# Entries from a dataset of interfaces
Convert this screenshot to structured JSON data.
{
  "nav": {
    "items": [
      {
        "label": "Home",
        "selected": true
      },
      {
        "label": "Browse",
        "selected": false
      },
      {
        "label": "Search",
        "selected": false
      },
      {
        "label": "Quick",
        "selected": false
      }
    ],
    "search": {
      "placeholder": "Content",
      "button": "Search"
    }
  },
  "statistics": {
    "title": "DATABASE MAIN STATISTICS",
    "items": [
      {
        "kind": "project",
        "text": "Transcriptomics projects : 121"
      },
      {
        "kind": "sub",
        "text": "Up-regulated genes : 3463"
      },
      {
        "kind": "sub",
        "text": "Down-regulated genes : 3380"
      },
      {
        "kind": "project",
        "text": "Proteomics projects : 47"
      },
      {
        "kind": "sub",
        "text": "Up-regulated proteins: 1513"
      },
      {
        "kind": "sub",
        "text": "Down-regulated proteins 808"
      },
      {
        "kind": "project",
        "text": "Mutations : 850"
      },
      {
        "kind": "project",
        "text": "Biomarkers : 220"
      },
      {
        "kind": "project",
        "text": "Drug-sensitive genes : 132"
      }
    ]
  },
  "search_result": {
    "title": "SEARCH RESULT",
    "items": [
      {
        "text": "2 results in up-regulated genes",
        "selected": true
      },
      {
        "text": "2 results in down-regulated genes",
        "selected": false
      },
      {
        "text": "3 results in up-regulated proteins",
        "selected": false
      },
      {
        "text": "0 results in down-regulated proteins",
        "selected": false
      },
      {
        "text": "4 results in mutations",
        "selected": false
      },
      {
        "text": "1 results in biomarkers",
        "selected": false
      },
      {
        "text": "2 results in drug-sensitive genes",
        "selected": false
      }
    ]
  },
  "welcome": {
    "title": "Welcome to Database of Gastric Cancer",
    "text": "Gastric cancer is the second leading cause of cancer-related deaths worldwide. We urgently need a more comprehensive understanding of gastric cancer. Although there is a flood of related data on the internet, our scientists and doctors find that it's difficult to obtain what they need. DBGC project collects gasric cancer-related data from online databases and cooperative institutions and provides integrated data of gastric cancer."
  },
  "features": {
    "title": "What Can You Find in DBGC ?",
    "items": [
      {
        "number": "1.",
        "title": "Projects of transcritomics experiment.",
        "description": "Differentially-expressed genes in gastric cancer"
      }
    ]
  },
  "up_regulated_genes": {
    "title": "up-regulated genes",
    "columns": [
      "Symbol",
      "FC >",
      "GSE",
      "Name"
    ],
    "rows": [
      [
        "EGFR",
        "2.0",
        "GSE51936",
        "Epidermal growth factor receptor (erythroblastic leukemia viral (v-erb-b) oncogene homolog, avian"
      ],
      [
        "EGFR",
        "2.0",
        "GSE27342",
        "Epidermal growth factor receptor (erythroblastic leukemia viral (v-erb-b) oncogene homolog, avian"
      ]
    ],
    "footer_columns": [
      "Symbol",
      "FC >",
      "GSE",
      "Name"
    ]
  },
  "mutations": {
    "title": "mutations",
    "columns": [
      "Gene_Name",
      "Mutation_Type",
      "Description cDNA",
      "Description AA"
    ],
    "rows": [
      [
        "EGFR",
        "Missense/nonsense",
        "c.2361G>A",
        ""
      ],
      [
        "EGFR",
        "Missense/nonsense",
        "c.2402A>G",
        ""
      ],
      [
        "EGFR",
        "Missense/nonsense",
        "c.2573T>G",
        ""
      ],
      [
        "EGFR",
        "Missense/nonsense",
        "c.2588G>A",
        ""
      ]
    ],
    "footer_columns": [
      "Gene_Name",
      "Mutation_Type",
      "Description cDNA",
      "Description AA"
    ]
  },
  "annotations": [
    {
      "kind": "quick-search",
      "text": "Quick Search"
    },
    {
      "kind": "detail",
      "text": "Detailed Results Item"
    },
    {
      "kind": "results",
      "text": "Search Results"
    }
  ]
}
...
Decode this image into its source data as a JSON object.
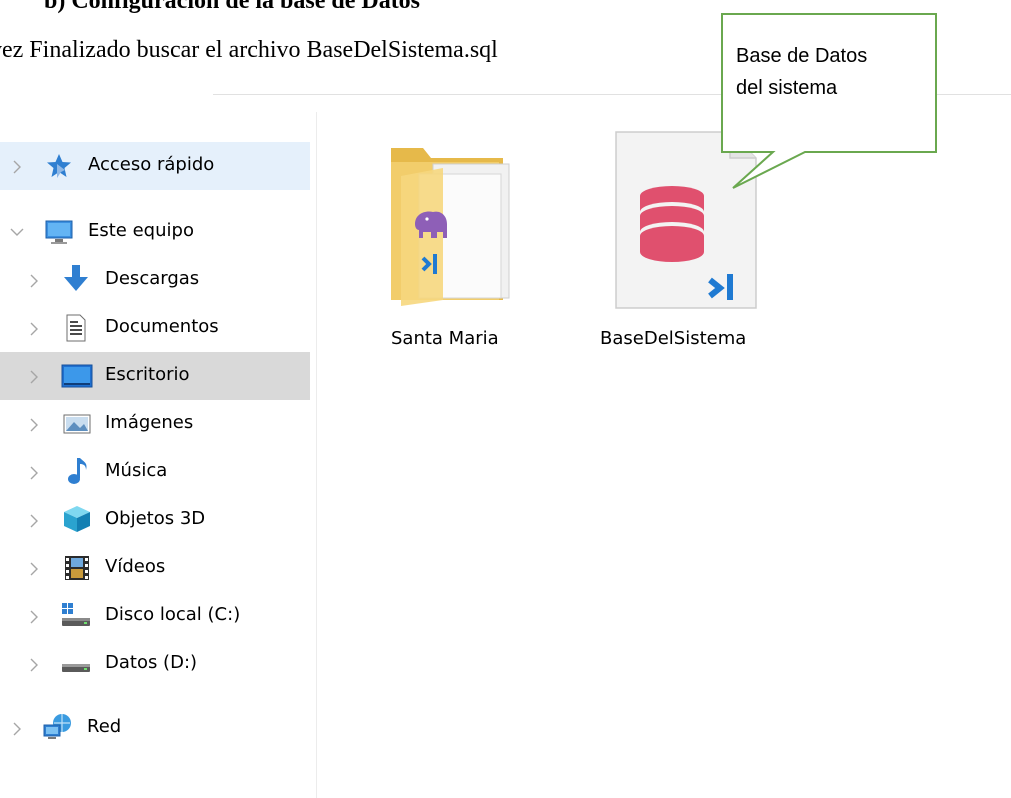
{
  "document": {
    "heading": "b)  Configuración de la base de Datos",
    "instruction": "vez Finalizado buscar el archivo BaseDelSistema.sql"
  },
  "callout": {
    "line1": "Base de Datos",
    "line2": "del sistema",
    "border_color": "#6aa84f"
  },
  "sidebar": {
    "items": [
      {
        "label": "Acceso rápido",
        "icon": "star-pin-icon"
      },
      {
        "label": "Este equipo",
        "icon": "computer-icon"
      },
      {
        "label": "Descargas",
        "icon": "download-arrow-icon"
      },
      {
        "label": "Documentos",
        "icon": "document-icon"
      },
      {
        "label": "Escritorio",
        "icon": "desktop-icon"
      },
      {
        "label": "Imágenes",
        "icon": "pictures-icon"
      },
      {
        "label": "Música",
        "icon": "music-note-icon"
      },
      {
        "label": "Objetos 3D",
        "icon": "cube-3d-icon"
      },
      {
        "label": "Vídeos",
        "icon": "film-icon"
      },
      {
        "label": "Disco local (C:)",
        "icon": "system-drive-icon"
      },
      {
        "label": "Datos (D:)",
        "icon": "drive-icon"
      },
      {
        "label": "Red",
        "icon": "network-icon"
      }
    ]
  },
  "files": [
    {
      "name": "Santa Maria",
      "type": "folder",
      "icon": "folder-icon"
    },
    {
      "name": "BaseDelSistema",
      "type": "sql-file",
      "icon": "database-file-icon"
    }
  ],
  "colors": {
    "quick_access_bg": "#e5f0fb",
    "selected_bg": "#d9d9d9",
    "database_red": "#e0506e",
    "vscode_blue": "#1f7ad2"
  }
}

# Work to be completed
Above are some records. Copy each of their lines that holds the string "drive".

# Answer to the exercise
        "icon": "system-drive-icon"
        "icon": "drive-icon"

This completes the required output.